- **Prompt**
Your task is to copy every record exactly.

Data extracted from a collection

────────────────────────────────────────

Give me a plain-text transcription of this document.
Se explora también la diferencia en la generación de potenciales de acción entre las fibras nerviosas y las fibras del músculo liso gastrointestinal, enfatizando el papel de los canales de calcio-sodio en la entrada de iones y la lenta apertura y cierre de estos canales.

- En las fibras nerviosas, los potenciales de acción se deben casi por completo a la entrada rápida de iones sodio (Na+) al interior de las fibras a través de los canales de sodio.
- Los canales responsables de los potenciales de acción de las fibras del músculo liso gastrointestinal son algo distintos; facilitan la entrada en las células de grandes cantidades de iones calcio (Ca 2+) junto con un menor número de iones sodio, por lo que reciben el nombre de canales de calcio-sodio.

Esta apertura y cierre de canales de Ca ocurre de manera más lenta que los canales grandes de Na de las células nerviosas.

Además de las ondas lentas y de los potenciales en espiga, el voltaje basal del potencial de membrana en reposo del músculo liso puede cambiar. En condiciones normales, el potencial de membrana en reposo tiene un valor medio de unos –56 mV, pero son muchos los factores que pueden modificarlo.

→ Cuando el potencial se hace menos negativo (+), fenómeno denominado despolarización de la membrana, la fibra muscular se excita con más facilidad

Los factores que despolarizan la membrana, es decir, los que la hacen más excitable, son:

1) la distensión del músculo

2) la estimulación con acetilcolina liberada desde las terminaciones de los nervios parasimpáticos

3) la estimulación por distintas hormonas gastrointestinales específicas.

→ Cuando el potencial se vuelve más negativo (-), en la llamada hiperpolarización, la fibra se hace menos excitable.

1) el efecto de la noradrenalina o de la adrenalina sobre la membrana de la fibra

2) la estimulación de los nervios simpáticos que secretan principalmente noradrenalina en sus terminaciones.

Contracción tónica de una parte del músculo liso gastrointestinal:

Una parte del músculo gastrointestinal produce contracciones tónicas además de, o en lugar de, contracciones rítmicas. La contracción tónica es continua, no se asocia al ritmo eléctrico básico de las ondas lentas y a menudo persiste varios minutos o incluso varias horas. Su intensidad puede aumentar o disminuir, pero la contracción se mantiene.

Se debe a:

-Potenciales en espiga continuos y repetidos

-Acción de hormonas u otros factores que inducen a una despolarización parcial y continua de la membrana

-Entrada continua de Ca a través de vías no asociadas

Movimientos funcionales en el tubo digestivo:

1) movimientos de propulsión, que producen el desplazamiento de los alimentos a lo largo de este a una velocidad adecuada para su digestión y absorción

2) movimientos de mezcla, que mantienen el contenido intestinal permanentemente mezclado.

────────────────────────────────────────

- **Expected answer**
Give me a plain-text transcription of this document.
Se explora también la diferencia en la generación de potenciales de acción entre las fibras nerviosas y las fibras del músculo liso gastrointestinal, enfatizando el papel de los canales de calcio-sodio en la entrada de iones y la lenta apertura y cierre de estos canales.

- En las fibras nerviosas, los potenciales de acción se deben casi por completo a la entrada rápida de iones sodio (Na+) al interior de las fibras a través de los canales de sodio.
- Los canales responsables de los potenciales de acción de las fibras del músculo liso gastrointestinal son algo distintos; facilitan la entrada en las células de grandes cantidades de iones calcio (Ca 2+) junto con un menor número de iones sodio, por lo que reciben el nombre de canales de calcio-sodio.

Esta apertura y cierre de canales de Ca ocurre de manera más lenta que los canales grandes de Na de las células nerviosas.

Además de las ondas lentas y de los potenciales en espiga, el voltaje basal del potencial de membrana en reposo del músculo liso puede cambiar. En condiciones normales, el potencial de membrana en reposo tiene un valor medio de unos –56 mV, pero son muchos los factores que pueden modificarlo.

→ Cuando el potencial se hace menos negativo (+), fenómeno denominado despolarización de la membrana, la fibra muscular se excita con más facilidad

Los factores que despolarizan la membrana, es decir, los que la hacen más excitable, son:

1) la distensión del músculo

2) la estimulación con acetilcolina liberada desde las terminaciones de los nervios parasimpáticos

3) la estimulación por distintas hormonas gastrointestinales específicas.

→ Cuando el potencial se vuelve más negativo (-), en la llamada hiperpolarización, la fibra se hace menos excitable.

1) el efecto de la noradrenalina o de la adrenalina sobre la membrana de la fibra

2) la estimulación de los nervios simpáticos que secretan principalmente noradrenalina en sus terminaciones.

Contracción tónica de una parte del músculo liso gastrointestinal:

Una parte del músculo gastrointestinal produce contracciones tónicas además de, o en lugar de, contracciones rítmicas. La contracción tónica es continua, no se asocia al ritmo eléctrico básico de las ondas lentas y a menudo persiste varios minutos o incluso varias horas. Su intensidad puede aumentar o disminuir, pero la contracción se mantiene.

Se debe a:

-Potenciales en espiga continuos y repetidos

-Acción de hormonas u otros factores que inducen a una despolarización parcial y continua de la membrana

-Entrada continua de Ca a través de vías no asociadas

Movimientos funcionales en el tubo digestivo:

1) movimientos de propulsión, que producen el desplazamiento de los alimentos a lo largo de este a una velocidad adecuada para su digestión y absorción

2) movimientos de mezcla, que mantienen el contenido intestinal permanentemente mezclado.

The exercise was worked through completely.